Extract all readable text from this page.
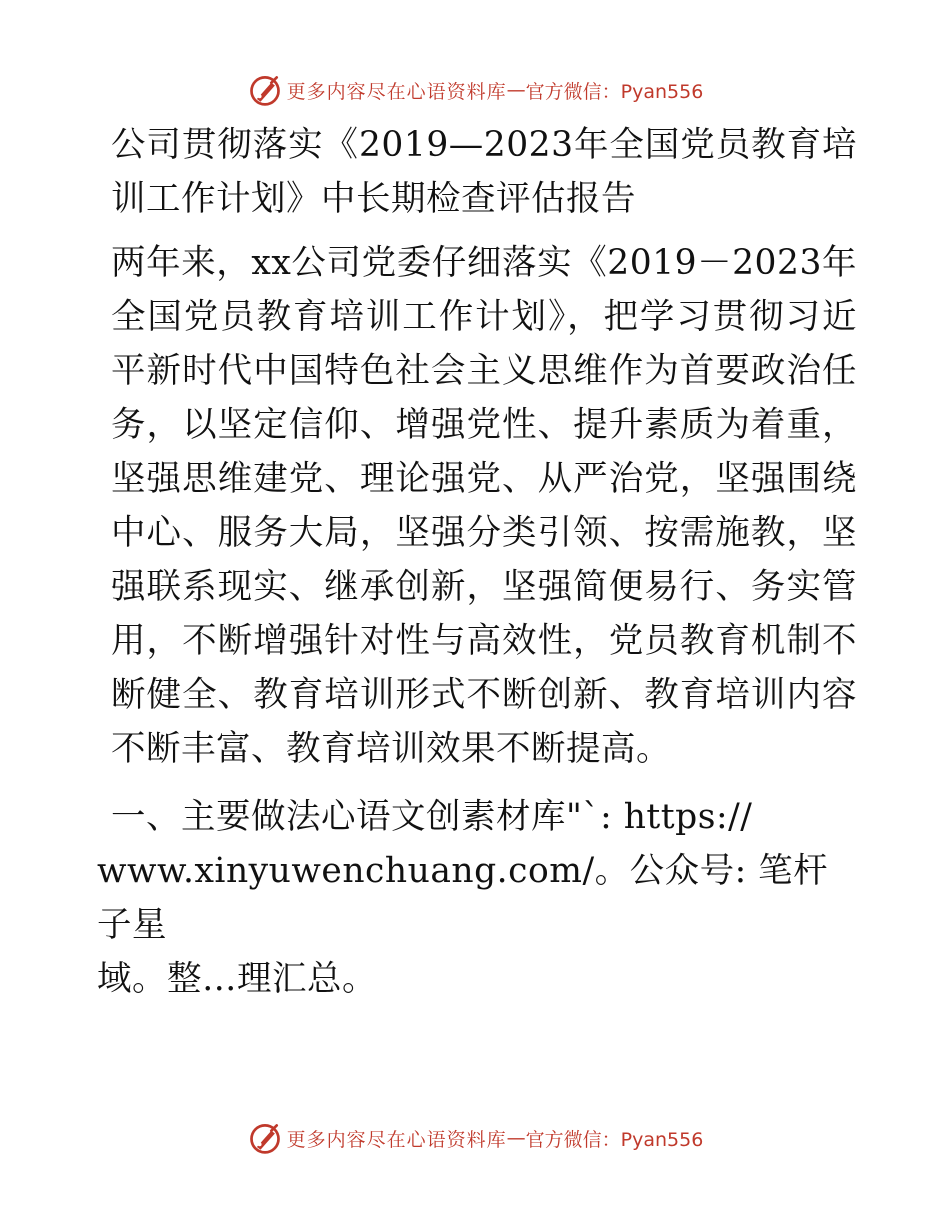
更多内容尽在心语资料库 — 官方微信：Pyan556

公司贯彻落实《2019—2023年全国党员教育培训工作计划》中长期检查评估报告

两年来，xx公司党委仔细落实《2019－2023年全国党员教育培训工作计划》，把学习贯彻习近平新时代中国特色社会主义思维作为首要政治任务，以坚定信仰、增强党性、提升素质为着重，坚强思维建党、理论强党、从严治党，坚强围绕中心、服务大局，坚强分类引领、按需施教，坚强联系现实、继承创新，坚强简便易行、务实管用，不断增强针对性与高效性，党员教育机制不断健全、教育培训形式不断创新、教育培训内容不断丰富、教育培训效果不断提高。

一、主要做法心语文创素材库"`: https://

www.xinyuwenchuang.com/。公众号: 笔杆子星

域。整…理汇总。

更多内容尽在心语资料库 — 官方微信：Pyan556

- **Task goal**:
With the pictures omitted, reproduce the records in full and exactly.

- **Task solution**:
Extract all readable text from this page.
更多内容尽在心语资料库 — 官方微信：Pyan556

公司贯彻落实《2019—2023年全国党员教育培训工作计划》中长期检查评估报告

两年来，xx公司党委仔细落实《2019－2023年全国党员教育培训工作计划》，把学习贯彻习近平新时代中国特色社会主义思维作为首要政治任务，以坚定信仰、增强党性、提升素质为着重，坚强思维建党、理论强党、从严治党，坚强围绕中心、服务大局，坚强分类引领、按需施教，坚强联系现实、继承创新，坚强简便易行、务实管用，不断增强针对性与高效性，党员教育机制不断健全、教育培训形式不断创新、教育培训内容不断丰富、教育培训效果不断提高。

一、主要做法心语文创素材库"`: https://

www.xinyuwenchuang.com/。公众号: 笔杆子星

域。整…理汇总。

更多内容尽在心语资料库 — 官方微信：Pyan556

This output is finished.